### WHAT IS NEEDED
In the listing that follows, count each line containing the string "date" and report only the count.
____ INPUT
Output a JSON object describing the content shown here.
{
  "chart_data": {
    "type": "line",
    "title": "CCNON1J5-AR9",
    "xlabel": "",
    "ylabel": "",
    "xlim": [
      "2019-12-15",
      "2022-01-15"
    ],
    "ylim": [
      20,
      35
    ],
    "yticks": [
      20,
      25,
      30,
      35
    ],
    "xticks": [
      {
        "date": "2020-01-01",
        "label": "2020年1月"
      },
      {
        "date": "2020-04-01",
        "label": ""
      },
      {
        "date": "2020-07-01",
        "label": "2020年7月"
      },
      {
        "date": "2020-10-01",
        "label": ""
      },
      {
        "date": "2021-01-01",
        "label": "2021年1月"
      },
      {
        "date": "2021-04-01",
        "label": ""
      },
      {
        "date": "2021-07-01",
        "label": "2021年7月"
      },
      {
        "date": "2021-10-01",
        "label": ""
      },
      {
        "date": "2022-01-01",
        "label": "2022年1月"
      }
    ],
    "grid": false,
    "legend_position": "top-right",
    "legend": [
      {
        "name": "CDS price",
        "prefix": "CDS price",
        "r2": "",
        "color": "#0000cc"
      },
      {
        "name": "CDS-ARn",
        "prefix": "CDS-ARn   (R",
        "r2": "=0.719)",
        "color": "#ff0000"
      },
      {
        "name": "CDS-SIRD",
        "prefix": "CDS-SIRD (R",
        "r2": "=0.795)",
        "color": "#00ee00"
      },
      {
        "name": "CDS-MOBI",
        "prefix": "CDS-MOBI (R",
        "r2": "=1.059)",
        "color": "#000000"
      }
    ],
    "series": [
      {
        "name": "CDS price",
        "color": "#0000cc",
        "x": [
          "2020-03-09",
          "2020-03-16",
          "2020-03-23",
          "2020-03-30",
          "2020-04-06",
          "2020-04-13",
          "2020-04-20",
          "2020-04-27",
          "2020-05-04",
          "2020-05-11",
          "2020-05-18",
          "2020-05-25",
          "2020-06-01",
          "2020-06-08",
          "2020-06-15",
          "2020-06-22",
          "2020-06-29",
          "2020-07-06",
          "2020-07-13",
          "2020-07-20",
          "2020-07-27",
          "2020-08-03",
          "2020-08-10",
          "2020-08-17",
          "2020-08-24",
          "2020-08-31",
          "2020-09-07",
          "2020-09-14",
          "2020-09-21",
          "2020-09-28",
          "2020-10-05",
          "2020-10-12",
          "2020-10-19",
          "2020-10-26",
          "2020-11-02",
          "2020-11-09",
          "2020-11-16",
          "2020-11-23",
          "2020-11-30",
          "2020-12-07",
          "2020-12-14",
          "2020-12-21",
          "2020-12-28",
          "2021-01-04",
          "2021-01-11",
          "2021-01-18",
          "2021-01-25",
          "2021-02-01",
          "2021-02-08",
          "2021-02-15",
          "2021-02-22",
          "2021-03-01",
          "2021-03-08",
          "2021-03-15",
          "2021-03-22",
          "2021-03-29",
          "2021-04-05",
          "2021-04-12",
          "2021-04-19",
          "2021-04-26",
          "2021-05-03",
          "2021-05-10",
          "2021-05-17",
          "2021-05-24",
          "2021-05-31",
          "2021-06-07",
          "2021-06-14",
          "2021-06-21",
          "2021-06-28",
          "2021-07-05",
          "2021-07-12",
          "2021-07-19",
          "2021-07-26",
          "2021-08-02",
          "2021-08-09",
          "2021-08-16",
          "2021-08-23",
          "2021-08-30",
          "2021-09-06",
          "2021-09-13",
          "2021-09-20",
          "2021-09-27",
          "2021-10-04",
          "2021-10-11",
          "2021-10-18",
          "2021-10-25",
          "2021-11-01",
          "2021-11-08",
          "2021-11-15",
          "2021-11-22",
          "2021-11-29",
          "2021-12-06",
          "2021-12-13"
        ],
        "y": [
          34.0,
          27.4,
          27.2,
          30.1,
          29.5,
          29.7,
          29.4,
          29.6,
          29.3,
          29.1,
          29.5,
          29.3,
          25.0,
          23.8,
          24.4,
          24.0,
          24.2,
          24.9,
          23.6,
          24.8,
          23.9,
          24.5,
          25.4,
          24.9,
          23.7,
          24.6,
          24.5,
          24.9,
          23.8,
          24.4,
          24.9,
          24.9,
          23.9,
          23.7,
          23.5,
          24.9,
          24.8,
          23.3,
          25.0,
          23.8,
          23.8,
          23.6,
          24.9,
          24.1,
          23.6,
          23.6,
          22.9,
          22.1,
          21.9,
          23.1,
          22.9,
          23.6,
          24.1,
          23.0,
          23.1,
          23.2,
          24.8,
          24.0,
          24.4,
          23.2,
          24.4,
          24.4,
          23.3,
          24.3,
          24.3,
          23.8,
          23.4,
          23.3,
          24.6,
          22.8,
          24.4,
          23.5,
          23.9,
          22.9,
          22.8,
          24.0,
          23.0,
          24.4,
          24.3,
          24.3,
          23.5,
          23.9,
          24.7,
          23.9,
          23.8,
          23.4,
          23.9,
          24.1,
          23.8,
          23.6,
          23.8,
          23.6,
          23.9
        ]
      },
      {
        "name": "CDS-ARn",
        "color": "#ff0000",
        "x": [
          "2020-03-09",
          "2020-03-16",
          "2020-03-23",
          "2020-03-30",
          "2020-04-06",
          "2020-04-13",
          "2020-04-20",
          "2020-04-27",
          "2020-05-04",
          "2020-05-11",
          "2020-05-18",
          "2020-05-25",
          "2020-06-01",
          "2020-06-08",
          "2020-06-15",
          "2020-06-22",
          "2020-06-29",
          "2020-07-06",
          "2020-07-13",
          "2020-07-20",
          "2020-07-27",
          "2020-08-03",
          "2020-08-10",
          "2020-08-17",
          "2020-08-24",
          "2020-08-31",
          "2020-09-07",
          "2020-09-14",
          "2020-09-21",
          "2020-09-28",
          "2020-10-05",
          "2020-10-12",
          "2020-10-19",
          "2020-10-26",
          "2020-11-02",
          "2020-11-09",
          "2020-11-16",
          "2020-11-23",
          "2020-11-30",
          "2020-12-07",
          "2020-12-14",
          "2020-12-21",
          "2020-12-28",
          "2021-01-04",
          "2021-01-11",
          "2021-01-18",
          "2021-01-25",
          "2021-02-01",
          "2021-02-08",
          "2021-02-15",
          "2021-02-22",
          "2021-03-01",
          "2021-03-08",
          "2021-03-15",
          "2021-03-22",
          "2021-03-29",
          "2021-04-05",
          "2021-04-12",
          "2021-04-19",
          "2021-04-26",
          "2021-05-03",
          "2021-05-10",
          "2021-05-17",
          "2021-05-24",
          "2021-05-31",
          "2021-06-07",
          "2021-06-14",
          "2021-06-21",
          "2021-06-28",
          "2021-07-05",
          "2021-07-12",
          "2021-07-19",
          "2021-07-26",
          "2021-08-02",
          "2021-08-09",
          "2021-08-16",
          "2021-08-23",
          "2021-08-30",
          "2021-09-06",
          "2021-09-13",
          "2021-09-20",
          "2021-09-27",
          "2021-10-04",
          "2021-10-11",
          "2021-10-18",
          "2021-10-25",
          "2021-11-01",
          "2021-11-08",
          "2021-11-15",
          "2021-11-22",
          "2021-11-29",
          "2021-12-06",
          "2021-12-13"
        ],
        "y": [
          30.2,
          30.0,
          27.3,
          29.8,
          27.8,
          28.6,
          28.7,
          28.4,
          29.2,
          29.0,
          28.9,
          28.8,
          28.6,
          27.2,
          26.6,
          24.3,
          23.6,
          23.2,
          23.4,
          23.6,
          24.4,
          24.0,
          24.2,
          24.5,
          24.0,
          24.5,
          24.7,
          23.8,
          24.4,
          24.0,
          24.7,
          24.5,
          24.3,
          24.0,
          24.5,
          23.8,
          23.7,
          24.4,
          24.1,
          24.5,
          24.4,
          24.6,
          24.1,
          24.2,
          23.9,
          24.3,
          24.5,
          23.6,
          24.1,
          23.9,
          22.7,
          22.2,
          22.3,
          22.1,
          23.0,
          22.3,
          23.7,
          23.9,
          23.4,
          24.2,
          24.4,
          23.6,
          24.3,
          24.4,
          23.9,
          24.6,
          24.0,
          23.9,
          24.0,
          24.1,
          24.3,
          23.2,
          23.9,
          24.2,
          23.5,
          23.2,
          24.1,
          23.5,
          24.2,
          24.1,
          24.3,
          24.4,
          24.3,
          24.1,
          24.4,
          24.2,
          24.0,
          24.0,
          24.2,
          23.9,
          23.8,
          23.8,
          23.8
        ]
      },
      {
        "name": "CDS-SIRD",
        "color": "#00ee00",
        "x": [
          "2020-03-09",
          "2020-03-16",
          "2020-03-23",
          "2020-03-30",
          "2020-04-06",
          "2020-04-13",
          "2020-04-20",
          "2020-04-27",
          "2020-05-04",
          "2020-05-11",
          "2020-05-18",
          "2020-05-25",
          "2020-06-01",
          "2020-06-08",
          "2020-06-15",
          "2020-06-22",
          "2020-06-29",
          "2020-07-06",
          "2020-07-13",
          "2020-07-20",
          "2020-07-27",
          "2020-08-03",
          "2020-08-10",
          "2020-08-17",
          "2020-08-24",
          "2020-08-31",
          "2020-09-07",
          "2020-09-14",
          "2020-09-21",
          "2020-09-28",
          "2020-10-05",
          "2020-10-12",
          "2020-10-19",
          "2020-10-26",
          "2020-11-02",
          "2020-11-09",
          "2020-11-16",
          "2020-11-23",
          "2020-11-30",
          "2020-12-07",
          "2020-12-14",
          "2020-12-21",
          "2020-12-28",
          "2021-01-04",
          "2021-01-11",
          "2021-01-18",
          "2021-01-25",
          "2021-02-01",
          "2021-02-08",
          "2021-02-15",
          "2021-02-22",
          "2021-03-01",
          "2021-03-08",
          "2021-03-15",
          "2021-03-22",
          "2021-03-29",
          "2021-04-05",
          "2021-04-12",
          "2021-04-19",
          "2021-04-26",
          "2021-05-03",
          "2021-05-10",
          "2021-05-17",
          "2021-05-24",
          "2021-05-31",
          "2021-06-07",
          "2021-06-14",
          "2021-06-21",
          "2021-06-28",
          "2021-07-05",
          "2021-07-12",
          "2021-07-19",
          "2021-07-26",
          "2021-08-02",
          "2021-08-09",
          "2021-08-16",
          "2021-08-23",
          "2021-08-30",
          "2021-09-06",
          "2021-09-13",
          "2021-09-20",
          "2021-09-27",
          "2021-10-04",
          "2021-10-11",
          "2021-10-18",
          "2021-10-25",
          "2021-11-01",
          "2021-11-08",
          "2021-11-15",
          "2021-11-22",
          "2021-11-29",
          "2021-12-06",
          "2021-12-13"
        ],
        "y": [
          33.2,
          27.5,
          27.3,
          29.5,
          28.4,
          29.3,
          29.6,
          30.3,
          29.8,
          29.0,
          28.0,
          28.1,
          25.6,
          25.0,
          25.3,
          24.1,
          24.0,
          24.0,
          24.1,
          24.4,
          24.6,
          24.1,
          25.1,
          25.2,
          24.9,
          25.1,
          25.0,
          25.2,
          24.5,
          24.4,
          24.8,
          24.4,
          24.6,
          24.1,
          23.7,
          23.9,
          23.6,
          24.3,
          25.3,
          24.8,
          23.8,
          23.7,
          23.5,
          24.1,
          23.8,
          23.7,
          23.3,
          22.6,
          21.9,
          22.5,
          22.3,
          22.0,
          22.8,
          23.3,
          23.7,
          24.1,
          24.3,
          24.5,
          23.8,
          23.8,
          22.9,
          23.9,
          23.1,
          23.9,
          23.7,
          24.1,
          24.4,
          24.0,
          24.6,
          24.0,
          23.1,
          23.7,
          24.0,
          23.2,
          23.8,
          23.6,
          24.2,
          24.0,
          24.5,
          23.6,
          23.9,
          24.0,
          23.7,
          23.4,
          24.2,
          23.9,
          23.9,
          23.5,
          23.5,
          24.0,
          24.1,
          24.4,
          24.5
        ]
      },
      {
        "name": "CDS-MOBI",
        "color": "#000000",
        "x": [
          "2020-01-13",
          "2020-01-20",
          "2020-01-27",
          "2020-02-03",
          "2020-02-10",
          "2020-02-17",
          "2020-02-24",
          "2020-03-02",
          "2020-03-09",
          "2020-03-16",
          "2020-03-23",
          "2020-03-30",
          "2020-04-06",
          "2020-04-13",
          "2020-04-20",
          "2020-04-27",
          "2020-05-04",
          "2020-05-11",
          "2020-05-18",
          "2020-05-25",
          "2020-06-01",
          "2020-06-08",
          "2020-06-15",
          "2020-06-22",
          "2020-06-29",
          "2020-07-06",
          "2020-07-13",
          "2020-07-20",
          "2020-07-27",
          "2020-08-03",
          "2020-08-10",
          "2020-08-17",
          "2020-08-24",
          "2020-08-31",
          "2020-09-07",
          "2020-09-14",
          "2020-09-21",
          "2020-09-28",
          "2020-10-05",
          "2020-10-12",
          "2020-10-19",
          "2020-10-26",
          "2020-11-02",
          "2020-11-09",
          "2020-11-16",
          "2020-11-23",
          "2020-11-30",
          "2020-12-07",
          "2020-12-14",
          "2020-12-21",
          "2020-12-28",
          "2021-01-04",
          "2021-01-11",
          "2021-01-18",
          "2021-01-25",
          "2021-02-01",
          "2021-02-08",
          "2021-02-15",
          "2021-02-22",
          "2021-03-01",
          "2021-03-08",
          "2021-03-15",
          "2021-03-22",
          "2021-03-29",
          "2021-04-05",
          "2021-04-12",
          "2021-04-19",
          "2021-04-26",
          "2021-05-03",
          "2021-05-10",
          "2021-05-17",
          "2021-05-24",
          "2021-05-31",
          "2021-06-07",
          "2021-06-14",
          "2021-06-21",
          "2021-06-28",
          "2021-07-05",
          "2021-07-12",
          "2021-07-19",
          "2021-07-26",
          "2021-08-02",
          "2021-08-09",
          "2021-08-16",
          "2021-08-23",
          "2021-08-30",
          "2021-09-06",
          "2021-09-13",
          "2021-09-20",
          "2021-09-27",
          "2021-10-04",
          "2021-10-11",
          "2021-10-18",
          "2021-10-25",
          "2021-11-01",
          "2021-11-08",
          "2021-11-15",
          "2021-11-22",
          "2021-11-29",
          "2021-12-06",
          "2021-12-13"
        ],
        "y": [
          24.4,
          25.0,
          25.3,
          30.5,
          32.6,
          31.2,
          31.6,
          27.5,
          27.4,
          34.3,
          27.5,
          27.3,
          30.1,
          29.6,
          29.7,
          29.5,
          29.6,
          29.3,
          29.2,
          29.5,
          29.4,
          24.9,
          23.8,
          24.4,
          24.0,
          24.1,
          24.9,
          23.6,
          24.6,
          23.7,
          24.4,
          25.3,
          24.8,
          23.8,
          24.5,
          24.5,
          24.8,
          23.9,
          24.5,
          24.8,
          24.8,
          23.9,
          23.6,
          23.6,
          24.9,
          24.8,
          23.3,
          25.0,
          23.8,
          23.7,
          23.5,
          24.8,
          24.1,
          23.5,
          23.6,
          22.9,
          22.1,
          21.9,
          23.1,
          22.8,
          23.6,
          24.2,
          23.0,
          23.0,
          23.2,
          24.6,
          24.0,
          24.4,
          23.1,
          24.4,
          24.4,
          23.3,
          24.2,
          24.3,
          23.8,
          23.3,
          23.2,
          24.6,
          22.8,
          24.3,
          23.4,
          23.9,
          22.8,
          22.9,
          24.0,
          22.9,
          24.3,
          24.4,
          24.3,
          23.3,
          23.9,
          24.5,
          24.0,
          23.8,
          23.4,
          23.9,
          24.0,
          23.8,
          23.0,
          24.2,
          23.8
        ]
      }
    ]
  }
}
________
### ANSWER TO THE PROBLEM
9